Task to complete:
Write out the material exactly, leaving every picture behind.

Raw data:
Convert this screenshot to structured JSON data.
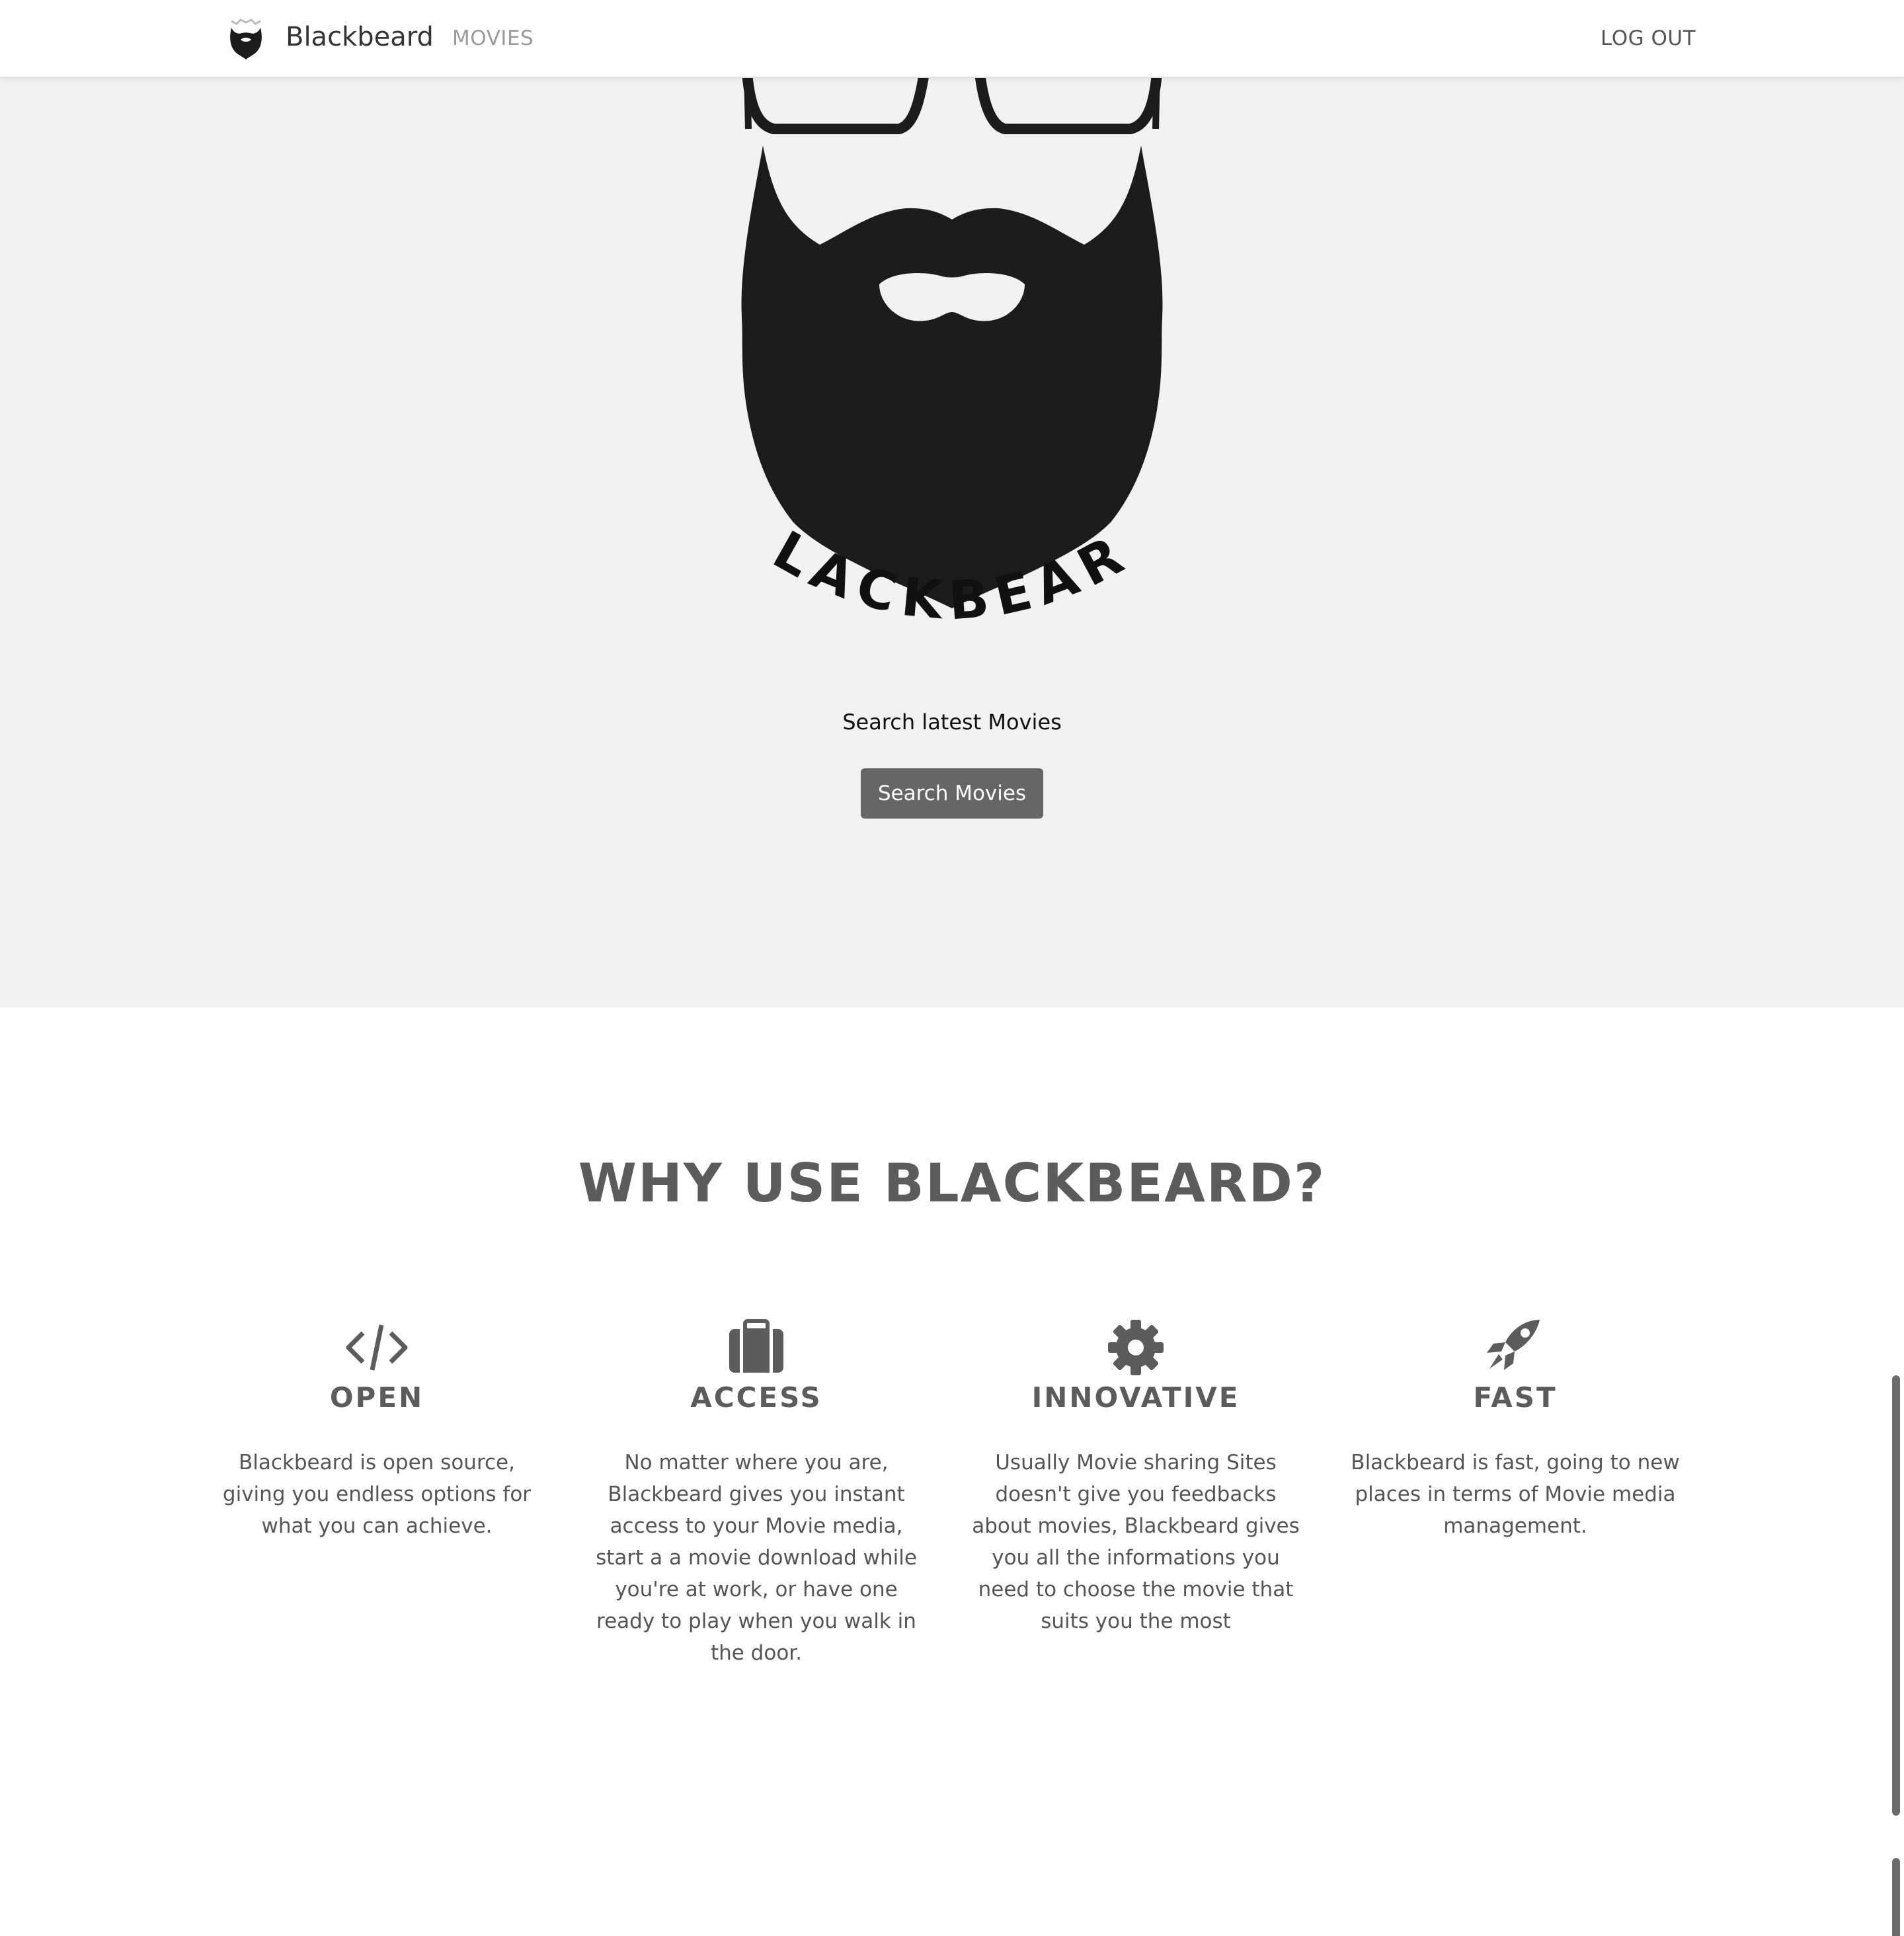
{
  "nav": {
    "brand": "Blackbeard",
    "movies_link": "MOVIES",
    "logout_link": "LOG OUT"
  },
  "hero": {
    "logo_text": "BLACKBEARD",
    "tagline": "Search latest Movies",
    "button_label": "Search Movies"
  },
  "why": {
    "title": "WHY USE BLACKBEARD?",
    "features": [
      {
        "icon": "code-icon",
        "title": "OPEN",
        "text": "Blackbeard is open source, giving you endless options for what you can achieve."
      },
      {
        "icon": "briefcase-icon",
        "title": "ACCESS",
        "text": "No matter where you are, Blackbeard gives you instant access to your Movie media, start a a movie download while you're at work, or have one ready to play when you walk in the door."
      },
      {
        "icon": "gear-icon",
        "title": "INNOVATIVE",
        "text": "Usually Movie sharing Sites doesn't give you feedbacks about movies, Blackbeard gives you all the informations you need to choose the movie that suits you the most"
      },
      {
        "icon": "rocket-icon",
        "title": "FAST",
        "text": "Blackbeard is fast, going to new places in terms of Movie media management."
      }
    ]
  },
  "colors": {
    "hero_background": "#f1f1f1",
    "button_background": "#666666",
    "heading_text": "#5c5c5c",
    "beard": "#1c1c1c"
  }
}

Problem solution:
Convert this screenshot to structured JSON data.
{
  "nav": {
    "brand": "Blackbeard",
    "movies_link": "MOVIES",
    "logout_link": "LOG OUT"
  },
  "hero": {
    "logo_text": "BLACKBEARD",
    "tagline": "Search latest Movies",
    "button_label": "Search Movies"
  },
  "why": {
    "title": "WHY USE BLACKBEARD?",
    "features": [
      {
        "icon": "code-icon",
        "title": "OPEN",
        "text": "Blackbeard is open source, giving you endless options for what you can achieve."
      },
      {
        "icon": "briefcase-icon",
        "title": "ACCESS",
        "text": "No matter where you are, Blackbeard gives you instant access to your Movie media, start a a movie download while you're at work, or have one ready to play when you walk in the door."
      },
      {
        "icon": "gear-icon",
        "title": "INNOVATIVE",
        "text": "Usually Movie sharing Sites doesn't give you feedbacks about movies, Blackbeard gives you all the informations you need to choose the movie that suits you the most"
      },
      {
        "icon": "rocket-icon",
        "title": "FAST",
        "text": "Blackbeard is fast, going to new places in terms of Movie media management."
      }
    ]
  },
  "colors": {
    "hero_background": "#f1f1f1",
    "button_background": "#666666",
    "heading_text": "#5c5c5c",
    "beard": "#1c1c1c"
  }
}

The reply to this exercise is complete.